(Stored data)

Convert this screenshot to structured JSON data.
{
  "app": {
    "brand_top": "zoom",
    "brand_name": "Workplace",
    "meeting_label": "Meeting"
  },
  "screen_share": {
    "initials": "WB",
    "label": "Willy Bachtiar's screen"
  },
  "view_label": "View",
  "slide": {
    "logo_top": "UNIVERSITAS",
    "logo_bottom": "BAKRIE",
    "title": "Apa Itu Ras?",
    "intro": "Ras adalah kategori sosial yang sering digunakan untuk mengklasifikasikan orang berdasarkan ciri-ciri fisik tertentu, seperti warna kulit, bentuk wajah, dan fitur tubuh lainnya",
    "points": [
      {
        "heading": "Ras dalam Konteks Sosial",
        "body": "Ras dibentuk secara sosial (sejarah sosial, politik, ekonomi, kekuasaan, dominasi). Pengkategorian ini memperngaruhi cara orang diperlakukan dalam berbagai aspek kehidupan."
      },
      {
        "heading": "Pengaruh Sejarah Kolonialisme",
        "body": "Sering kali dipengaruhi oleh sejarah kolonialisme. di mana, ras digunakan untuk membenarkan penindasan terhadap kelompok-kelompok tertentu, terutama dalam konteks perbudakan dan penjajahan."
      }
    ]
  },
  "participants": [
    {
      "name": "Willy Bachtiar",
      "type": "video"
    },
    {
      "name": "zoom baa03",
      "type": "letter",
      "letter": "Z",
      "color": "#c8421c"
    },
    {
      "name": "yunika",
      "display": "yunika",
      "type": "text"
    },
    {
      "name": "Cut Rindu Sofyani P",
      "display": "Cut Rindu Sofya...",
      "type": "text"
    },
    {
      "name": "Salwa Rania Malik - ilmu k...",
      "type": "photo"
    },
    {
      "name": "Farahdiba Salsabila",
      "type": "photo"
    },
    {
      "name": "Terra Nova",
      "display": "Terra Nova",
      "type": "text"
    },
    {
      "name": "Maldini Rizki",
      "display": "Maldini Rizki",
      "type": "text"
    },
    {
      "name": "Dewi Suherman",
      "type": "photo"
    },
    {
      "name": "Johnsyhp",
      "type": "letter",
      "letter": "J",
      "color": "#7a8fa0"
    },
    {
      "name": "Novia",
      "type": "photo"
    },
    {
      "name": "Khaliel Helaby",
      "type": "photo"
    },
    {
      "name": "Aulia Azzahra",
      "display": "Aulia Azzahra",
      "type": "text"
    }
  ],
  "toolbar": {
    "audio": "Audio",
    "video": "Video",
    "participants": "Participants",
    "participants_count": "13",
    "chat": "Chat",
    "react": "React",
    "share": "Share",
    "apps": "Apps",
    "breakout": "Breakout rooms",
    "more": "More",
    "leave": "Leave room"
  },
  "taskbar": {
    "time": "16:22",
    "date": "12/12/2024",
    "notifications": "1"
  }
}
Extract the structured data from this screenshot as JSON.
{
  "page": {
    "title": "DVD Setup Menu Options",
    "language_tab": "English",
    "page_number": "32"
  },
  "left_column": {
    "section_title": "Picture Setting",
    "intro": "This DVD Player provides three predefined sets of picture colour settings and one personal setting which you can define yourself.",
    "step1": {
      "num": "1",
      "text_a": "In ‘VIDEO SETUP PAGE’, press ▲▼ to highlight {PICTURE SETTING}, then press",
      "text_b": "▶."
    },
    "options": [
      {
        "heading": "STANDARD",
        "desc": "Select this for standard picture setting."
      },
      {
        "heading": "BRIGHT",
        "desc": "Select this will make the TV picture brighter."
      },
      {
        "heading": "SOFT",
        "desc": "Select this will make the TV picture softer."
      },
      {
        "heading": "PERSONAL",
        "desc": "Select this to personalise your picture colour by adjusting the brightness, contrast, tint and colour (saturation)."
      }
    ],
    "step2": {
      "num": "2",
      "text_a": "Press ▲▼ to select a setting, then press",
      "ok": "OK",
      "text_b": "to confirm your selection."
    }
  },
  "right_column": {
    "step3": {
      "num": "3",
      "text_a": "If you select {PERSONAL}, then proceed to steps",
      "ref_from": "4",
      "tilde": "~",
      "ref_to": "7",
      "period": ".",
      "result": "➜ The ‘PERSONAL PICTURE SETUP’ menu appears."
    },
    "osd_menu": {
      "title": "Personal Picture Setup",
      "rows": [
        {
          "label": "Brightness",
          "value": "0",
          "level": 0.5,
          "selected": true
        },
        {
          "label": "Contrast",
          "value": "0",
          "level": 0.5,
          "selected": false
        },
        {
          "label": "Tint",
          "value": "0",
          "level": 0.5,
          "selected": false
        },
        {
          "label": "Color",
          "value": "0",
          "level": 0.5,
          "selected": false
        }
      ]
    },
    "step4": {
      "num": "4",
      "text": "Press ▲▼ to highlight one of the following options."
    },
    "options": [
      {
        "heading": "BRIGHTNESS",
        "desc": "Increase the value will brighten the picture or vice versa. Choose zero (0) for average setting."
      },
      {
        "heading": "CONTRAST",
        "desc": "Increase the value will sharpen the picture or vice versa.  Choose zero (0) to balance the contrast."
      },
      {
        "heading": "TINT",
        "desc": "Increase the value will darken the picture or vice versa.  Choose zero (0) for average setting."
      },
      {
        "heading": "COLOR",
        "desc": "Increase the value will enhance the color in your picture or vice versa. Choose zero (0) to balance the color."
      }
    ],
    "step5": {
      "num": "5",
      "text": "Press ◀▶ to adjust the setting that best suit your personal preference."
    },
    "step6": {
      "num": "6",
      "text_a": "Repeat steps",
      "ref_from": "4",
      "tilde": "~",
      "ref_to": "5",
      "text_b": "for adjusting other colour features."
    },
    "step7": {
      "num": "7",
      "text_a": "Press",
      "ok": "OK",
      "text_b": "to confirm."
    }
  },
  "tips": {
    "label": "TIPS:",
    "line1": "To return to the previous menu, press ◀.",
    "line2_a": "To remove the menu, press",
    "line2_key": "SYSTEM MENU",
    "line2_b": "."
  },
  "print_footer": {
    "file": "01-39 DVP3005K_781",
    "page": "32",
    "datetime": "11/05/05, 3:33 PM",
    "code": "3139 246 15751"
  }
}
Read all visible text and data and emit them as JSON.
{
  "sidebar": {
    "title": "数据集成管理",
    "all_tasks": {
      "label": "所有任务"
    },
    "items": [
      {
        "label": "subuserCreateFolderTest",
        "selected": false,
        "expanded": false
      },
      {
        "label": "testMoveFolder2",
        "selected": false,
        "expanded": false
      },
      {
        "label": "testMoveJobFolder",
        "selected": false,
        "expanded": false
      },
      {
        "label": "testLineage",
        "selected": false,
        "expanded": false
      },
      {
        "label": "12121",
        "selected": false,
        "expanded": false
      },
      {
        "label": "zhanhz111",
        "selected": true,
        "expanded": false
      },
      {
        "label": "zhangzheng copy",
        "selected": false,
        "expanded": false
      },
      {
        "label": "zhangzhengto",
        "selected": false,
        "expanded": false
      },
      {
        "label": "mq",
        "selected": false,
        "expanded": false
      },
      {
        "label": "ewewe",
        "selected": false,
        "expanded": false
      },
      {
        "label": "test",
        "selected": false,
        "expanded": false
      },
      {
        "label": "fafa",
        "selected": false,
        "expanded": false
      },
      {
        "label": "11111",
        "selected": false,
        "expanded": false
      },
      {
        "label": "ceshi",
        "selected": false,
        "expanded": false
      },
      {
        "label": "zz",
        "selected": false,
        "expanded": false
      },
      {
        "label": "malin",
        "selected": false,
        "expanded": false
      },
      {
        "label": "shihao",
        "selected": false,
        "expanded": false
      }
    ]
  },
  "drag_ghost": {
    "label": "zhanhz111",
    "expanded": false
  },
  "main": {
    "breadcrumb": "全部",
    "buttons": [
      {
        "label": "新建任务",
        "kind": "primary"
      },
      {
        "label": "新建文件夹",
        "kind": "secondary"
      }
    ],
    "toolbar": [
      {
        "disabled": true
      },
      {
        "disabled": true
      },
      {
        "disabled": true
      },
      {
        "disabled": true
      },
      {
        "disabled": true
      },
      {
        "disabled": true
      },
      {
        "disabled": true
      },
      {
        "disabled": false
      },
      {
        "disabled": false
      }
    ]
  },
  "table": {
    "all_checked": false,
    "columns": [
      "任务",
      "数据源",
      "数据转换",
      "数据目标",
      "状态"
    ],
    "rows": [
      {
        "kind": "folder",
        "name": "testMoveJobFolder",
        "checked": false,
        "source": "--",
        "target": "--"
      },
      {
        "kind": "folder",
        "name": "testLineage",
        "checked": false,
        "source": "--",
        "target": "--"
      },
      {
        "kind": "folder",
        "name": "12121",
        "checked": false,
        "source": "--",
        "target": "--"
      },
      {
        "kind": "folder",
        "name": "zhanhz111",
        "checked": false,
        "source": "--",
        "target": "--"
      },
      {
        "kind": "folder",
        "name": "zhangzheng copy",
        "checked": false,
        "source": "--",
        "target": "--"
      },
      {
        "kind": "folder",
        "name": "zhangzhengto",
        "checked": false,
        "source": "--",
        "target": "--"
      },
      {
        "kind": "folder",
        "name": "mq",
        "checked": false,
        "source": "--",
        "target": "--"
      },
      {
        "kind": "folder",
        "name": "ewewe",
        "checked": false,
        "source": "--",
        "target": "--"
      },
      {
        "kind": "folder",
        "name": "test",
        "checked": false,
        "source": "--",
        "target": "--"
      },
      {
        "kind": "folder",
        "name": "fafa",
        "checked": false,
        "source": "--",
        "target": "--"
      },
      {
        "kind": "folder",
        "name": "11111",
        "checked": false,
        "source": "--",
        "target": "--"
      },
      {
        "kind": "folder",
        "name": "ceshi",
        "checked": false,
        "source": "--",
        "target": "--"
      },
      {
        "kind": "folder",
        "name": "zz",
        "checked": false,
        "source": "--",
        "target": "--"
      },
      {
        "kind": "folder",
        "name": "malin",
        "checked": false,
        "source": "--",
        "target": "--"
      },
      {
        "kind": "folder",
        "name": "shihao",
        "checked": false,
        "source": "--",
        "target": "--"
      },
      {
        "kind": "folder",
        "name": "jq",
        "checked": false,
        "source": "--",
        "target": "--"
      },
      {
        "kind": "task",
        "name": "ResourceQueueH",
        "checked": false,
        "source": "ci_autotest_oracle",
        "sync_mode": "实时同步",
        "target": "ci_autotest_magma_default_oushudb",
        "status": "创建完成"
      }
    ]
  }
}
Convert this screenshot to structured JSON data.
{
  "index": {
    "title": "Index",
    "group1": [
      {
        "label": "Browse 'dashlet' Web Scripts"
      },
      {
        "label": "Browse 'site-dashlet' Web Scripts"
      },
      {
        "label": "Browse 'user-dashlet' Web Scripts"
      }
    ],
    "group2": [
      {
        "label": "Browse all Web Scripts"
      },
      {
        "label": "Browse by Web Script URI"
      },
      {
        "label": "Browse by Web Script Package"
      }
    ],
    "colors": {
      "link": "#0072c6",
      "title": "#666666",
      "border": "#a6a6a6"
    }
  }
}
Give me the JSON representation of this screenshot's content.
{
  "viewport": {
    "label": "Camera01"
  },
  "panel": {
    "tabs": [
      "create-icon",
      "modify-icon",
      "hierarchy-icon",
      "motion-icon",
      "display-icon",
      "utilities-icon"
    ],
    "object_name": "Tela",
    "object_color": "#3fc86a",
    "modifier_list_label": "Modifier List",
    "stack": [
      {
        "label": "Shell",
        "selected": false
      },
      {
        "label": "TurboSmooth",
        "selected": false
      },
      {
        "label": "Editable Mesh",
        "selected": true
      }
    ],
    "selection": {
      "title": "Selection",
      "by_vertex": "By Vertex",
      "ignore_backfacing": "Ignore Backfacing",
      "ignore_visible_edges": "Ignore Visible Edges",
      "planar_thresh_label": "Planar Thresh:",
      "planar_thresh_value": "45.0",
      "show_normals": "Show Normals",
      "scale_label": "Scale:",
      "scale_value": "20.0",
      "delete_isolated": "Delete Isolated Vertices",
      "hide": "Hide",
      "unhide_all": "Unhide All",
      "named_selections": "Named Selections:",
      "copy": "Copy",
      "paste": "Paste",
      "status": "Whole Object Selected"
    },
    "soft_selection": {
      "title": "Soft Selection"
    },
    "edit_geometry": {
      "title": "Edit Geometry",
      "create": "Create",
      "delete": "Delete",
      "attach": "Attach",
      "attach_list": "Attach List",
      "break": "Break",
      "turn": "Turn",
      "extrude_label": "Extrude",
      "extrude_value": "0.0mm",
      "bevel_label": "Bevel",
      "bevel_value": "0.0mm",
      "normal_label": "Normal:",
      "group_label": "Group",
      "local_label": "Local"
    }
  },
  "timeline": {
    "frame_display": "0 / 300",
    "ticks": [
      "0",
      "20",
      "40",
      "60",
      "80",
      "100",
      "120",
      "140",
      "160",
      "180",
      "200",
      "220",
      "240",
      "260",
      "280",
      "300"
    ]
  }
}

▶ Task
Return all the lines that contain the string "Rizki".

▶ Final result
      "name": "Maldini Rizki",
      "display": "Maldini Rizki",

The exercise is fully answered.